Element and region listings:
== == ==

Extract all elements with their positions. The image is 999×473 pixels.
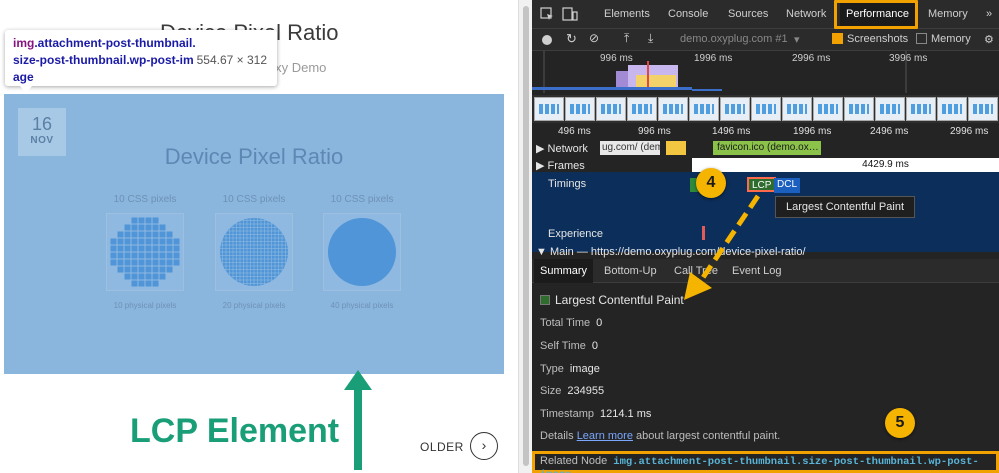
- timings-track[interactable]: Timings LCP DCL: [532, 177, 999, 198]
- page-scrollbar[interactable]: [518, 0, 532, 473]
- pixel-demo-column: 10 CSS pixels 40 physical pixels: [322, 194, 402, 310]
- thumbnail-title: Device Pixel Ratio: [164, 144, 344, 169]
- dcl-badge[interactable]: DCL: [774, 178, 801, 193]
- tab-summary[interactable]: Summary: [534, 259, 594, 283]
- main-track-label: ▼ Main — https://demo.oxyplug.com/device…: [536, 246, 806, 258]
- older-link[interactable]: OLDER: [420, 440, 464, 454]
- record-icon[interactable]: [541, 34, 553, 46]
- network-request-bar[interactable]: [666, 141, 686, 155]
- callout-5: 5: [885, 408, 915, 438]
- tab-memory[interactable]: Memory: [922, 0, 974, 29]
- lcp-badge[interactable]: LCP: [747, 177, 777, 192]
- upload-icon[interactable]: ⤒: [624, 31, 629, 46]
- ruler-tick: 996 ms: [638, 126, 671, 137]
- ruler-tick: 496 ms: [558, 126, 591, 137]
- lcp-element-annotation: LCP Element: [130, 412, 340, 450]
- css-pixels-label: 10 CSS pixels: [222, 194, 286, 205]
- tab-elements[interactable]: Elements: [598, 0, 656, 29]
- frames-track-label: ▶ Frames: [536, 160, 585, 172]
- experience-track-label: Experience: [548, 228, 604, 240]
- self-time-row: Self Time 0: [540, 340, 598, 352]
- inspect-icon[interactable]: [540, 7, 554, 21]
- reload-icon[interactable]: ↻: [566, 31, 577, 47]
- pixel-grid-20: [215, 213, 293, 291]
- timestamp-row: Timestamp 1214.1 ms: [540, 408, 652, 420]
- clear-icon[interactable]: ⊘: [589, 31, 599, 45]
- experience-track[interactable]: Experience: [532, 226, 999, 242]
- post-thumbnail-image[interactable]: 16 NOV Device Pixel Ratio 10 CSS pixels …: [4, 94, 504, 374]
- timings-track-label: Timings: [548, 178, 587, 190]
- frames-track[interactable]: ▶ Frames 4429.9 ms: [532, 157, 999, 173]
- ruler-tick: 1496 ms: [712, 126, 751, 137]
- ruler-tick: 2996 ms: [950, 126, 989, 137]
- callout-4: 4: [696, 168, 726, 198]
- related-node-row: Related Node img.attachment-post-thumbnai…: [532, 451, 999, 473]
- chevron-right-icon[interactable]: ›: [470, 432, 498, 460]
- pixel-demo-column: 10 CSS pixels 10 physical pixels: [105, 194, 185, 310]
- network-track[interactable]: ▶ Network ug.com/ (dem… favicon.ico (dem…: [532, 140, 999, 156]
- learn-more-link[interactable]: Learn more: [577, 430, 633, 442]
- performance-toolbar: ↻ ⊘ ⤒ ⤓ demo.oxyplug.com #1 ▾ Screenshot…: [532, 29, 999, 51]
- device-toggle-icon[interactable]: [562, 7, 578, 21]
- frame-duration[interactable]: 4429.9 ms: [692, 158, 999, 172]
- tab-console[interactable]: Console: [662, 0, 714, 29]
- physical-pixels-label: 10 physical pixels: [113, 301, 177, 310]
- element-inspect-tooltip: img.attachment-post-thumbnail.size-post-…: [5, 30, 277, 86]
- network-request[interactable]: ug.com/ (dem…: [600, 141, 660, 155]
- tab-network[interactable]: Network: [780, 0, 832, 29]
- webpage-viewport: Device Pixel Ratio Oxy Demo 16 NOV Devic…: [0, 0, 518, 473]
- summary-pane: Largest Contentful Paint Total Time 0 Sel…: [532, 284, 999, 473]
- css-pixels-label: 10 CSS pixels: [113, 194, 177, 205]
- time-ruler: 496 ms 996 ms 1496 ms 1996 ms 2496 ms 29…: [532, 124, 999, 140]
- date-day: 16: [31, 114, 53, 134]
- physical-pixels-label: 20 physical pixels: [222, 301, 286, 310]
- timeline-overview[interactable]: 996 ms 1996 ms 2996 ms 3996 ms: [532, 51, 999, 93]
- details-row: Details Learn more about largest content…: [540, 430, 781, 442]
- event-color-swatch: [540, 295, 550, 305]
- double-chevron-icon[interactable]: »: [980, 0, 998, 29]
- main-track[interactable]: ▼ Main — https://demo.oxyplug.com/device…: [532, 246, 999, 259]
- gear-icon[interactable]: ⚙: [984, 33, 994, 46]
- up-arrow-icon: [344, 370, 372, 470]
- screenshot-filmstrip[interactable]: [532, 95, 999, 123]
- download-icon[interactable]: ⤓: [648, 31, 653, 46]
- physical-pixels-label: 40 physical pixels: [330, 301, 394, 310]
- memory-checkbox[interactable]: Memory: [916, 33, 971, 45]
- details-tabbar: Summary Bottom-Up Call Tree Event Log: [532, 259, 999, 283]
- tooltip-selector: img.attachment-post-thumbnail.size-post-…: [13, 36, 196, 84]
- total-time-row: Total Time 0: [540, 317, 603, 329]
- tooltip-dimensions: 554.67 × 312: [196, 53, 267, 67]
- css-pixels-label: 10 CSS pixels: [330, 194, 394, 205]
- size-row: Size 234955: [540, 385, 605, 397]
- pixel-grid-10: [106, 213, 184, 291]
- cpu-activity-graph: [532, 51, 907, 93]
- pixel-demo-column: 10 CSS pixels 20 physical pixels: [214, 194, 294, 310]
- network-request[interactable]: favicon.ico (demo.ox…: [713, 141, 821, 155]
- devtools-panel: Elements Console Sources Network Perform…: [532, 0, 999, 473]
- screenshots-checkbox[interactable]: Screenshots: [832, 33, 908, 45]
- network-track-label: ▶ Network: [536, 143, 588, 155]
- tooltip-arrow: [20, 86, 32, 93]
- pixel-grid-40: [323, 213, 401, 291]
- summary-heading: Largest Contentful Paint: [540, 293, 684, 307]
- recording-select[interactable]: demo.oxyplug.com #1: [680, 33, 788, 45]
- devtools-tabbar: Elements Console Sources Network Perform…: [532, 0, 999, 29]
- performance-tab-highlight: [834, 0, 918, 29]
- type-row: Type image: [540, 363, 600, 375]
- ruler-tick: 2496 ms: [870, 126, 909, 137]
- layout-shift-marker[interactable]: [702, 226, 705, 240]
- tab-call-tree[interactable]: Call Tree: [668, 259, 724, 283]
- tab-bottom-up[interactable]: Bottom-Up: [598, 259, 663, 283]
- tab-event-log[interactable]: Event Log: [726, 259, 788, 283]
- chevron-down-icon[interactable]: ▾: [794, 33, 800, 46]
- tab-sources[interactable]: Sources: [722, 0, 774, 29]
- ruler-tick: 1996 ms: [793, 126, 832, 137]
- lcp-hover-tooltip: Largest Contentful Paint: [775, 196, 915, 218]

== == ==

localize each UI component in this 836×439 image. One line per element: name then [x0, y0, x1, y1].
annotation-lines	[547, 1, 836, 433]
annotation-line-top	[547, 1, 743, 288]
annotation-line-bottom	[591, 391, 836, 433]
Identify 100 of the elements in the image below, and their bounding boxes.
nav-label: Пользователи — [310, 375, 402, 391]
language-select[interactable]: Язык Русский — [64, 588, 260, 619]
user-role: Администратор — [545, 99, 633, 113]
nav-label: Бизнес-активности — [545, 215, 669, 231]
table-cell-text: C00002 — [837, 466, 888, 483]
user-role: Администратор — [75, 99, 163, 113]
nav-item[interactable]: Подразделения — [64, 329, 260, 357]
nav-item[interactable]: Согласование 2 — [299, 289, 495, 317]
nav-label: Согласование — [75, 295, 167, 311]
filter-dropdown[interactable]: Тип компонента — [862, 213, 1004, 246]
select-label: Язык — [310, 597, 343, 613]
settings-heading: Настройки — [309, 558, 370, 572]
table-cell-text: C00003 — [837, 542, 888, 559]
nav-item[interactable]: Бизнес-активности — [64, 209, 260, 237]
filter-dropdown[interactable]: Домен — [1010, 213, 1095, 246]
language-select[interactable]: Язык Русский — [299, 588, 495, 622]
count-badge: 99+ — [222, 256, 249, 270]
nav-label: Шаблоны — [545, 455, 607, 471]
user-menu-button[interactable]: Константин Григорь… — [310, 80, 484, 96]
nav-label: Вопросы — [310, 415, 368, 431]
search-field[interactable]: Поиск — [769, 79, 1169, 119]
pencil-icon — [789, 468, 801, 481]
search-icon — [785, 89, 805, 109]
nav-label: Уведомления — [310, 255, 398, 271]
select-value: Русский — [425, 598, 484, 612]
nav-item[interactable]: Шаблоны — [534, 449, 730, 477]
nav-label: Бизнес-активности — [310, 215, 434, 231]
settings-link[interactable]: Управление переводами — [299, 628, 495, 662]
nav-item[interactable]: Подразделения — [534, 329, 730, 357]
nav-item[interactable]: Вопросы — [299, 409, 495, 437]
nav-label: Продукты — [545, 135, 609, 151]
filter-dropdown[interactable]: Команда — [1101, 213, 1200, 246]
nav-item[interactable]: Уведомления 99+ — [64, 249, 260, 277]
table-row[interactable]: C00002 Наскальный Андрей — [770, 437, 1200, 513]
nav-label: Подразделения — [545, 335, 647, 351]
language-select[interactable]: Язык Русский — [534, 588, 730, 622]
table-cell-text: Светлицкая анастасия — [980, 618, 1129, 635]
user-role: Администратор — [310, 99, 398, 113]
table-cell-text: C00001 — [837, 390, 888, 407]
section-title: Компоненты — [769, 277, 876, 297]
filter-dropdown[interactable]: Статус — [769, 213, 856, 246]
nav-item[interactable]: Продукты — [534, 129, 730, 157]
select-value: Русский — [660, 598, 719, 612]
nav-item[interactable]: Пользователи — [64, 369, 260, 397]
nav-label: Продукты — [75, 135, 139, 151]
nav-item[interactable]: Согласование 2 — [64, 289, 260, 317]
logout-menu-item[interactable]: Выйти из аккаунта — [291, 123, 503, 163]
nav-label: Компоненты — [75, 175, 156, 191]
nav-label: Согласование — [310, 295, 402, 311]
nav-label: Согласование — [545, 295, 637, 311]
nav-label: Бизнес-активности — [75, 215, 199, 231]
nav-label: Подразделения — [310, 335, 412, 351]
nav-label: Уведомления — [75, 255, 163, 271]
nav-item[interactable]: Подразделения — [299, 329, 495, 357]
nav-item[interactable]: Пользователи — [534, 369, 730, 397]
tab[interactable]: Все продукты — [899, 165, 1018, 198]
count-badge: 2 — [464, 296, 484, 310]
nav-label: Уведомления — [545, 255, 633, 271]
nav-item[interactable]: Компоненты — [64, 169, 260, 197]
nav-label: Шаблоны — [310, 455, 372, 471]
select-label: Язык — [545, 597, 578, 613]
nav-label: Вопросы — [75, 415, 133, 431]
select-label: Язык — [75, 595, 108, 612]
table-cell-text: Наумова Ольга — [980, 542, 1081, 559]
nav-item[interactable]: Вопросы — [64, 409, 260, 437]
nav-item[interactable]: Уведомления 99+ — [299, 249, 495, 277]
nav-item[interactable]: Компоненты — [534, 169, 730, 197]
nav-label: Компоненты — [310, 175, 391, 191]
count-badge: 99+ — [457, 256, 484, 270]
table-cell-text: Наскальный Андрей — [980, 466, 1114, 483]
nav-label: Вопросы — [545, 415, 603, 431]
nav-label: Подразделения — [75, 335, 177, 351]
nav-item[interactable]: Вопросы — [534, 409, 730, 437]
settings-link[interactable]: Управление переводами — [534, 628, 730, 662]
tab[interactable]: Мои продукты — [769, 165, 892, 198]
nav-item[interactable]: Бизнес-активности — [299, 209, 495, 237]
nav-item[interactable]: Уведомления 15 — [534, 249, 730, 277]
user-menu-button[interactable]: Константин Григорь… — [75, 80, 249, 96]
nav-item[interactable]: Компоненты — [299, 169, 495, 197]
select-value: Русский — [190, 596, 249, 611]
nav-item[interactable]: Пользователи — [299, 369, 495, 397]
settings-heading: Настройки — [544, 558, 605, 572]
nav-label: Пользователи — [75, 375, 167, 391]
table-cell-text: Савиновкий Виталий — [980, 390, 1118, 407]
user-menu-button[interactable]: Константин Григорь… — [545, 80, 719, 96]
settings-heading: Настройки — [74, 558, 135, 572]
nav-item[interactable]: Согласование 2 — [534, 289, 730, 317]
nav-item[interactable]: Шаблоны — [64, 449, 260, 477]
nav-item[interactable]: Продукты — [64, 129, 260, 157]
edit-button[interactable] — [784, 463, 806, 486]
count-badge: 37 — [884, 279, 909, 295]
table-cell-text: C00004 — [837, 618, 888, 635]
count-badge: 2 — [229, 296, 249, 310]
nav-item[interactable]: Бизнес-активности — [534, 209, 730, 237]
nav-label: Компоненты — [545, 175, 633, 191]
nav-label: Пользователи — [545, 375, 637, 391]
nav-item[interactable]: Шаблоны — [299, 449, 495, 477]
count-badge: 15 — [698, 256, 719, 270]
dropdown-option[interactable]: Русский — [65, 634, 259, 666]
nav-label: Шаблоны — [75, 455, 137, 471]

== == ==

THE PROBLEM: Copy out the entries word for word, from the line holding "- timings-track[interactable]: Timings" through the line holding "- record-icon[interactable]: [541, 34, 553, 46]", with both of those lines included.

REPLY TO THE EXERCISE:
- timings-track[interactable]: Timings LCP DCL: [532, 177, 999, 198]
- page-scrollbar[interactable]: [518, 0, 532, 473]
- pixel-demo-column: 10 CSS pixels 40 physical pixels: [322, 194, 402, 310]
- thumbnail-title: Device Pixel Ratio: [164, 144, 344, 169]
- dcl-badge[interactable]: DCL: [774, 178, 801, 193]
- tab-summary[interactable]: Summary: [534, 259, 594, 283]
- main-track-label: ▼ Main — https://demo.oxyplug.com/device…: [536, 246, 806, 258]
- older-link[interactable]: OLDER: [420, 440, 464, 454]
- record-icon[interactable]: [541, 34, 553, 46]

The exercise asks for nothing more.